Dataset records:
•••

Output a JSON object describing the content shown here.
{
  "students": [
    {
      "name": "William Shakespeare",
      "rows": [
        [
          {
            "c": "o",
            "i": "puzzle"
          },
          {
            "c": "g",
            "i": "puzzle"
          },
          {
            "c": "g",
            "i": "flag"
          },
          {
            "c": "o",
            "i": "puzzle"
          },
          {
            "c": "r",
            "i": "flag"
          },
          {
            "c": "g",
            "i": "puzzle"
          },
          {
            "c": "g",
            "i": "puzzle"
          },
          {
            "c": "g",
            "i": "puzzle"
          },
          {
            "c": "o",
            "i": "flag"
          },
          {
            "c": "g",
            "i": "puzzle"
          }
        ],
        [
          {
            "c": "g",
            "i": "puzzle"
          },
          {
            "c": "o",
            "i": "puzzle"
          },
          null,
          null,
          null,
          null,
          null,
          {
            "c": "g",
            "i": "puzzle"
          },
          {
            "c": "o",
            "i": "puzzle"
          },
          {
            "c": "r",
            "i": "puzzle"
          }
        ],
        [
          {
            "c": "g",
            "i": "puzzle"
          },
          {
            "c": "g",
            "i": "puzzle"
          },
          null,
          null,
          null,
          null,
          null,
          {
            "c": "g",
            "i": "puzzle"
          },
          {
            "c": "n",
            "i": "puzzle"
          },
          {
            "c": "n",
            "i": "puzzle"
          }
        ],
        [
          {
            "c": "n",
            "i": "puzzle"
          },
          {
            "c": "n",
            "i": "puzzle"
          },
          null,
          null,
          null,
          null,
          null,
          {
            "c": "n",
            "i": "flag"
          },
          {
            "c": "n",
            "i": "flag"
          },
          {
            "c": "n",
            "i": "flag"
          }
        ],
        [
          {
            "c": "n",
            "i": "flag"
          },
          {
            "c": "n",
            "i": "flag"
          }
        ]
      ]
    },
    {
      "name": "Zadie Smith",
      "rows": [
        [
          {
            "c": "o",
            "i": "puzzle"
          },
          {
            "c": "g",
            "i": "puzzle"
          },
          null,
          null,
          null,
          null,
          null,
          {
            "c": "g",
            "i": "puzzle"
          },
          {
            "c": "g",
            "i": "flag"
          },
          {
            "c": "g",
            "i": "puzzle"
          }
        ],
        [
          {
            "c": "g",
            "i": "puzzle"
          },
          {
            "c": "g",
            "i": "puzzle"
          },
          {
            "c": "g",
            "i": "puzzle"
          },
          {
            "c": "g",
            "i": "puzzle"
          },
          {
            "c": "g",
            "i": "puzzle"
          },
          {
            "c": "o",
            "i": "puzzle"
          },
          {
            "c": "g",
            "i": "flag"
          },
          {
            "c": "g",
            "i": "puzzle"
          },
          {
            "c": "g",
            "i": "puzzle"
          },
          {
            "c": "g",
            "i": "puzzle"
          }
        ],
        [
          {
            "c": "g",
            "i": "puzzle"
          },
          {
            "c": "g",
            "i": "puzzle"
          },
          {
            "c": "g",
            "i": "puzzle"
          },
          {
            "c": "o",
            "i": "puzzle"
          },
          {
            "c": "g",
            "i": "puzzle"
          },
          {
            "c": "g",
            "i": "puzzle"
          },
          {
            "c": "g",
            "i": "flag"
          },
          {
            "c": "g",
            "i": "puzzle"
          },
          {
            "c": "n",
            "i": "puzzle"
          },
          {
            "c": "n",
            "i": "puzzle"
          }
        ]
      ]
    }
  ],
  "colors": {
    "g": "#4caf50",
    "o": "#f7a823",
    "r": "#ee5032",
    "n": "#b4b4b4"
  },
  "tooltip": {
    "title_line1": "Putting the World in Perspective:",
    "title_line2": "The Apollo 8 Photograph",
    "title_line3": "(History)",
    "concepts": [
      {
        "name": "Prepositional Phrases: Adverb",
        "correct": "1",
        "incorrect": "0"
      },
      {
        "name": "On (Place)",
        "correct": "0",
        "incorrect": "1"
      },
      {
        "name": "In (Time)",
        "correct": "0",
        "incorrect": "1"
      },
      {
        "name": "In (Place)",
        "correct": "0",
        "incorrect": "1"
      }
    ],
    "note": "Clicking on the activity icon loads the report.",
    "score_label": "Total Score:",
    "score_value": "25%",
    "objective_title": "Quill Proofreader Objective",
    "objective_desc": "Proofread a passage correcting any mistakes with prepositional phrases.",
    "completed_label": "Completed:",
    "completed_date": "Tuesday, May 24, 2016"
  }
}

•••

§ **GOAL OF THE EXERCISE**
Go through the records. Copy each line where "name" appears.

§ **SOLUTION TO THE EXERCISE**
      "name": "William Shakespeare",
      "name": "Zadie Smith",
        "name": "Prepositional Phrases: Adverb",
        "name": "On (Place)",
        "name": "In (Time)",
        "name": "In (Place)",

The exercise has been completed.